Instructions to follow = Please convert each line of the data into one string in a JSON list, leaving out blank lines.

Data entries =

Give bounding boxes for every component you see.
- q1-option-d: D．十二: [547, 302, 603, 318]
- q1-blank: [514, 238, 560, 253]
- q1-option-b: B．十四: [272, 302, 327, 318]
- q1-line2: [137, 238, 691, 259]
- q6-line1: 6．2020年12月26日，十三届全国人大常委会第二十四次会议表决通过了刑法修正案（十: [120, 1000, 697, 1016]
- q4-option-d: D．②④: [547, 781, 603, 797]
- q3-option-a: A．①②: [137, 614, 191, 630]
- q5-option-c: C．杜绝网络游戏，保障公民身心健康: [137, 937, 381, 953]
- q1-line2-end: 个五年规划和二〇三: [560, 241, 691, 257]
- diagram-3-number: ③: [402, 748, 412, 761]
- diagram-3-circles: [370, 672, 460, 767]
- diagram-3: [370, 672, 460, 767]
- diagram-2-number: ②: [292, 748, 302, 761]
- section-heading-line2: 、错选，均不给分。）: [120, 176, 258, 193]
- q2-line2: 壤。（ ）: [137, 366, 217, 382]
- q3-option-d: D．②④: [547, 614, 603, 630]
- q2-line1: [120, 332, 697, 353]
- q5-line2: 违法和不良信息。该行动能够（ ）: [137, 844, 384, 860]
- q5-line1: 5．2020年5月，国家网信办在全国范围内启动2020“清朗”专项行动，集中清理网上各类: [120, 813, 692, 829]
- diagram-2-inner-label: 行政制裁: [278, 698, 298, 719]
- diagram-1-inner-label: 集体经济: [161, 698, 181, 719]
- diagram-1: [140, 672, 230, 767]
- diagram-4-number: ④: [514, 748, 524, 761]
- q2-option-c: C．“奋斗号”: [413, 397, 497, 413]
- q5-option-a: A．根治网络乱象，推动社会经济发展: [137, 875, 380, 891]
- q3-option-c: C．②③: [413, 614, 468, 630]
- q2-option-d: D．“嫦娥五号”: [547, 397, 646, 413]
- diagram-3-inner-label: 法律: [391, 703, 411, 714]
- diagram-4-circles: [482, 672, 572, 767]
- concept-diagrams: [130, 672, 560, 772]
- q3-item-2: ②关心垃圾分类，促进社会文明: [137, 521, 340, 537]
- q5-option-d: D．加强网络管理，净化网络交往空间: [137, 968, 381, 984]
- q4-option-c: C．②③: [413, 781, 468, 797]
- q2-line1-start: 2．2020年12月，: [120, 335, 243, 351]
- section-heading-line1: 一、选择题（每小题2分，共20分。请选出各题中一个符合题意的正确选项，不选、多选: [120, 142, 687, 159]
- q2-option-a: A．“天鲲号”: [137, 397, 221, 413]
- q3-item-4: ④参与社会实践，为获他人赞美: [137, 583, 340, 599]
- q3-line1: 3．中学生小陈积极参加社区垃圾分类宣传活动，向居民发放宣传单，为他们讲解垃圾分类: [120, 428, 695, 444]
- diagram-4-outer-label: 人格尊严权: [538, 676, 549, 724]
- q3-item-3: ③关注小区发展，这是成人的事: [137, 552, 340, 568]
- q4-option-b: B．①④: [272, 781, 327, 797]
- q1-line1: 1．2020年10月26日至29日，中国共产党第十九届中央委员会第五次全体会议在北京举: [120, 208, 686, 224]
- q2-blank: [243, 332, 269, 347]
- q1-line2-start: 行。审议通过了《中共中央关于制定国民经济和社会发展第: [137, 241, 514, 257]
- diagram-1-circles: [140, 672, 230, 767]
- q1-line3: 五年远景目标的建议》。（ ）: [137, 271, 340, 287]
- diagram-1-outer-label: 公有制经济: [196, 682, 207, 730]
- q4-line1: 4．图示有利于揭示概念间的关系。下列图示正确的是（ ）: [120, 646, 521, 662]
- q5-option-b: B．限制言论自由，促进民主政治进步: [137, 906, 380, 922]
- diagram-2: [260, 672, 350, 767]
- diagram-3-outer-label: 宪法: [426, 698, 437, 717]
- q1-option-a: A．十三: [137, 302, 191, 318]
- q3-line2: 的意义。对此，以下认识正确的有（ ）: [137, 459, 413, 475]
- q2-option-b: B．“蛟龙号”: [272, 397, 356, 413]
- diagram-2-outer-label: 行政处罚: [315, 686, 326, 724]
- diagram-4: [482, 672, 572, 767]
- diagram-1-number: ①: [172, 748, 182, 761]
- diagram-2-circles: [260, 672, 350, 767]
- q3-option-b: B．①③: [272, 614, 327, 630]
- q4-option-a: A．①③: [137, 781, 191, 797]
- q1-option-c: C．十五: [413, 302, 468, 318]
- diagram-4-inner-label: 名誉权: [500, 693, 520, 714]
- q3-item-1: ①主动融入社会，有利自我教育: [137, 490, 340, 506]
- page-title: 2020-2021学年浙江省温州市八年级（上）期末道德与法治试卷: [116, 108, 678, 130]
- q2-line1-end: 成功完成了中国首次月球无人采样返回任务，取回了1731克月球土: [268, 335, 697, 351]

Exercise answer =
[
  "Give bounding boxes for every component you see.",
  "- q1-option-d: D．十二: [547, 302, 603, 318]",
  "- q1-blank: [514, 238, 560, 253]",
  "- q1-option-b: B．十四: [272, 302, 327, 318]",
  "- q1-line2: [137, 238, 691, 259]",
  "- q6-line1: 6．2020年12月26日，十三届全国人大常委会第二十四次会议表决通过了刑法修正案（十: [120, 1000, 697, 1016]",
  "- q4-option-d: D．②④: [547, 781, 603, 797]",
  "- q3-option-a: A．①②: [137, 614, 191, 630]",
  "- q5-option-c: C．杜绝网络游戏，保障公民身心健康: [137, 937, 381, 953]",
  "- q1-line2-end: 个五年规划和二〇三: [560, 241, 691, 257]",
  "- diagram-3-number: ③: [402, 748, 412, 761]",
  "- diagram-3-circles: [370, 672, 460, 767]",
  "- diagram-3: [370, 672, 460, 767]",
  "- diagram-2-number: ②: [292, 748, 302, 761]",
  "- section-heading-line2: 、错选，均不给分。）: [120, 176, 258, 193]",
  "- q2-line2: 壤。（ ）: [137, 366, 217, 382]",
  "- q3-option-d: D．②④: [547, 614, 603, 630]",
  "- q2-line1: [120, 332, 697, 353]",
  "- q5-line2: 违法和不良信息。该行动能够（ ）: [137, 844, 384, 860]",
  "- q5-line1: 5．2020年5月，国家网信办在全国范围内启动2020“清朗”专项行动，集中清理网上各类: [120, 813, 692, 829]",
  "- diagram-2-inner-label: 行政制裁: [278, 698, 298, 719]",
  "- diagram-1-inner-label: 集体经济: [161, 698, 181, 719]",
  "- diagram-1: [140, 672, 230, 767]",
  "- diagram-4-number: ④: [514, 748, 524, 761]",
  "- q2-option-c: C．“奋斗号”: [413, 397, 497, 413]",
  "- q5-option-a: A．根治网络乱象，推动社会经济发展: [137, 875, 380, 891]",
  "- q3-option-c: C．②③: [413, 614, 468, 630]",
  "- q2-option-d: D．“嫦娥五号”: [547, 397, 646, 413]",
  "- diagram-3-inner-label: 法律: [391, 703, 411, 714]",
  "- diagram-4-circles: [482, 672, 572, 767]",
  "- concept-diagrams: [130, 672, 560, 772]",
  "- q3-item-2: ②关心垃圾分类，促进社会文明: [137, 521, 340, 537]",
  "- q5-option-d: D．加强网络管理，净化网络交往空间: [137, 968, 381, 984]",
  "- q4-option-c: C．②③: [413, 781, 468, 797]",
  "- q2-line1-start: 2．2020年12月，: [120, 335, 243, 351]",
  "- section-heading-line1: 一、选择题（每小题2分，共20分。请选出各题中一个符合题意的正确选项，不选、多选: [120, 142, 687, 159]",
  "- q2-option-a: A．“天鲲号”: [137, 397, 221, 413]",
  "- q3-item-4: ④参与社会实践，为获他人赞美: [137, 583, 340, 599]",
  "- q3-line1: 3．中学生小陈积极参加社区垃圾分类宣传活动，向居民发放宣传单，为他们讲解垃圾分类: [120, 428, 695, 444]",
  "- diagram-4-outer-label: 人格尊严权: [538, 676, 549, 724]",
  "- q3-item-3: ③关注小区发展，这是成人的事: [137, 552, 340, 568]",
  "- q4-option-b: B．①④: [272, 781, 327, 797]",
  "- q1-line1: 1．2020年10月26日至29日，中国共产党第十九届中央委员会第五次全体会议在北京举: [120, 208, 686, 224]",
  "- q2-blank: [243, 332, 269, 347]",
  "- q1-line2-start: 行。审议通过了《中共中央关于制定国民经济和社会发展第: [137, 241, 514, 257]",
  "- diagram-1-circles: [140, 672, 230, 767]",
  "- q1-line3: 五年远景目标的建议》。（ ）: [137, 271, 340, 287]",
  "- diagram-1-outer-label: 公有制经济: [196, 682, 207, 730]",
  "- q4-line1: 4．图示有利于揭示概念间的关系。下列图示正确的是（ ）: [120, 646, 521, 662]",
  "- q5-option-b: B．限制言论自由，促进民主政治进步: [137, 906, 380, 922]",
  "- diagram-2: [260, 672, 350, 767]",
  "- diagram-3-outer-label: 宪法: [426, 698, 437, 717]",
  "- q1-option-a: A．十三: [137, 302, 191, 318]",
  "- q3-line2: 的意义。对此，以下认识正确的有（ ）: [137, 459, 413, 475]",
  "- q2-option-b: B．“蛟龙号”: [272, 397, 356, 413]",
  "- diagram-2-outer-label: 行政处罚: [315, 686, 326, 724]",
  "- diagram-4: [482, 672, 572, 767]",
  "- diagram-1-number: ①: [172, 748, 182, 761]",
  "- diagram-2-circles: [260, 672, 350, 767]",
  "- q3-option-b: B．①③: [272, 614, 327, 630]",
  "- q4-option-a: A．①③: [137, 781, 191, 797]",
  "- q1-option-c: C．十五: [413, 302, 468, 318]",
  "- diagram-4-inner-label: 名誉权: [500, 693, 520, 714]",
  "- q3-item-1: ①主动融入社会，有利自我教育: [137, 490, 340, 506]",
  "- page-title: 2020-2021学年浙江省温州市八年级（上）期末道德与法治试卷: [116, 108, 678, 130]",
  "- q2-line1-end: 成功完成了中国首次月球无人采样返回任务，取回了1731克月球土: [268, 335, 697, 351]"
]